── DATASET ENTRIES

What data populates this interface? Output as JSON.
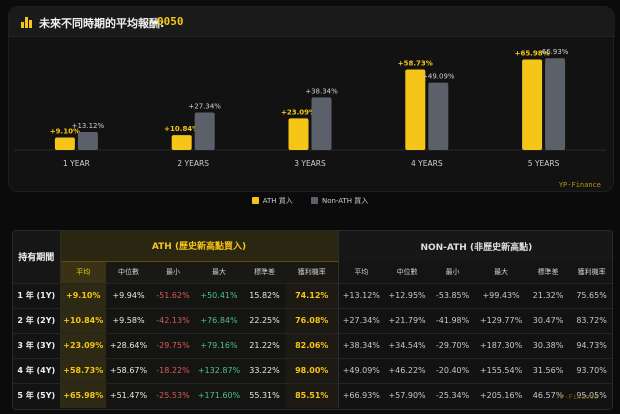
{
  "header": {
    "title": "未來不同時期的平均報酬:",
    "code": "0050"
  },
  "colors": {
    "ath": "#f5c518",
    "non_ath": "#5b606a",
    "positive": "#4cc38a",
    "negative": "#e0575b"
  },
  "chart_data": {
    "type": "bar",
    "categories": [
      "1 YEAR",
      "2 YEARS",
      "3 YEARS",
      "4 YEARS",
      "5 YEARS"
    ],
    "series": [
      {
        "name": "ATH 買入",
        "values": [
          9.1,
          10.84,
          23.09,
          58.73,
          65.98
        ],
        "labels": [
          "+9.10%",
          "+10.84%",
          "+23.09%",
          "+58.73%",
          "+65.98%"
        ]
      },
      {
        "name": "Non-ATH 買入",
        "values": [
          13.12,
          27.34,
          38.34,
          49.09,
          66.93
        ],
        "labels": [
          "+13.12%",
          "+27.34%",
          "+38.34%",
          "+49.09%",
          "66.93%"
        ]
      }
    ],
    "ylim": [
      0,
      70
    ],
    "grid": false,
    "legend_position": "bottom-center",
    "brand": "YP-Finance"
  },
  "table": {
    "period_header": "持有期間",
    "ath_header": "ATH (歷史新高點買入)",
    "non_ath_header": "NON-ATH (非歷史新高點)",
    "sub_columns": [
      "平均",
      "中位數",
      "最小",
      "最大",
      "標準差",
      "獲利機率"
    ],
    "rows": [
      {
        "label": "1 年 (1Y)",
        "ath": [
          "+9.10%",
          "+9.94%",
          "-51.62%",
          "+50.41%",
          "15.82%",
          "74.12%"
        ],
        "non": [
          "+13.12%",
          "+12.95%",
          "-53.85%",
          "+99.43%",
          "21.32%",
          "75.65%"
        ]
      },
      {
        "label": "2 年 (2Y)",
        "ath": [
          "+10.84%",
          "+9.58%",
          "-42.13%",
          "+76.84%",
          "22.25%",
          "76.08%"
        ],
        "non": [
          "+27.34%",
          "+21.79%",
          "-41.98%",
          "+129.77%",
          "30.47%",
          "83.72%"
        ]
      },
      {
        "label": "3 年 (3Y)",
        "ath": [
          "+23.09%",
          "+28.64%",
          "-29.75%",
          "+79.16%",
          "21.22%",
          "82.06%"
        ],
        "non": [
          "+38.34%",
          "+34.54%",
          "-29.70%",
          "+187.30%",
          "30.38%",
          "94.73%"
        ]
      },
      {
        "label": "4 年 (4Y)",
        "ath": [
          "+58.73%",
          "+58.67%",
          "-18.22%",
          "+132.87%",
          "33.22%",
          "98.00%"
        ],
        "non": [
          "+49.09%",
          "+46.22%",
          "-20.40%",
          "+155.54%",
          "31.56%",
          "93.70%"
        ]
      },
      {
        "label": "5 年 (5Y)",
        "ath": [
          "+65.98%",
          "+51.47%",
          "-25.53%",
          "+171.60%",
          "55.31%",
          "85.51%"
        ],
        "non": [
          "+66.93%",
          "+57.90%",
          "-25.34%",
          "+205.16%",
          "46.57%",
          "95.05%"
        ]
      }
    ],
    "watermark": "YP-Finance"
  }
}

────

> [SHORT TASK] Leave the images out and output the remaining material exactly as it stands.

> [SOLUTION BELOW]
What data populates this interface? Output as JSON.
{
  "header": {
    "title": "未來不同時期的平均報酬:",
    "code": "0050"
  },
  "colors": {
    "ath": "#f5c518",
    "non_ath": "#5b606a",
    "positive": "#4cc38a",
    "negative": "#e0575b"
  },
  "chart_data": {
    "type": "bar",
    "categories": [
      "1 YEAR",
      "2 YEARS",
      "3 YEARS",
      "4 YEARS",
      "5 YEARS"
    ],
    "series": [
      {
        "name": "ATH 買入",
        "values": [
          9.1,
          10.84,
          23.09,
          58.73,
          65.98
        ],
        "labels": [
          "+9.10%",
          "+10.84%",
          "+23.09%",
          "+58.73%",
          "+65.98%"
        ]
      },
      {
        "name": "Non-ATH 買入",
        "values": [
          13.12,
          27.34,
          38.34,
          49.09,
          66.93
        ],
        "labels": [
          "+13.12%",
          "+27.34%",
          "+38.34%",
          "+49.09%",
          "66.93%"
        ]
      }
    ],
    "ylim": [
      0,
      70
    ],
    "grid": false,
    "legend_position": "bottom-center",
    "brand": "YP-Finance"
  },
  "table": {
    "period_header": "持有期間",
    "ath_header": "ATH (歷史新高點買入)",
    "non_ath_header": "NON-ATH (非歷史新高點)",
    "sub_columns": [
      "平均",
      "中位數",
      "最小",
      "最大",
      "標準差",
      "獲利機率"
    ],
    "rows": [
      {
        "label": "1 年 (1Y)",
        "ath": [
          "+9.10%",
          "+9.94%",
          "-51.62%",
          "+50.41%",
          "15.82%",
          "74.12%"
        ],
        "non": [
          "+13.12%",
          "+12.95%",
          "-53.85%",
          "+99.43%",
          "21.32%",
          "75.65%"
        ]
      },
      {
        "label": "2 年 (2Y)",
        "ath": [
          "+10.84%",
          "+9.58%",
          "-42.13%",
          "+76.84%",
          "22.25%",
          "76.08%"
        ],
        "non": [
          "+27.34%",
          "+21.79%",
          "-41.98%",
          "+129.77%",
          "30.47%",
          "83.72%"
        ]
      },
      {
        "label": "3 年 (3Y)",
        "ath": [
          "+23.09%",
          "+28.64%",
          "-29.75%",
          "+79.16%",
          "21.22%",
          "82.06%"
        ],
        "non": [
          "+38.34%",
          "+34.54%",
          "-29.70%",
          "+187.30%",
          "30.38%",
          "94.73%"
        ]
      },
      {
        "label": "4 年 (4Y)",
        "ath": [
          "+58.73%",
          "+58.67%",
          "-18.22%",
          "+132.87%",
          "33.22%",
          "98.00%"
        ],
        "non": [
          "+49.09%",
          "+46.22%",
          "-20.40%",
          "+155.54%",
          "31.56%",
          "93.70%"
        ]
      },
      {
        "label": "5 年 (5Y)",
        "ath": [
          "+65.98%",
          "+51.47%",
          "-25.53%",
          "+171.60%",
          "55.31%",
          "85.51%"
        ],
        "non": [
          "+66.93%",
          "+57.90%",
          "-25.34%",
          "+205.16%",
          "46.57%",
          "95.05%"
        ]
      }
    ],
    "watermark": "YP-Finance"
  }
}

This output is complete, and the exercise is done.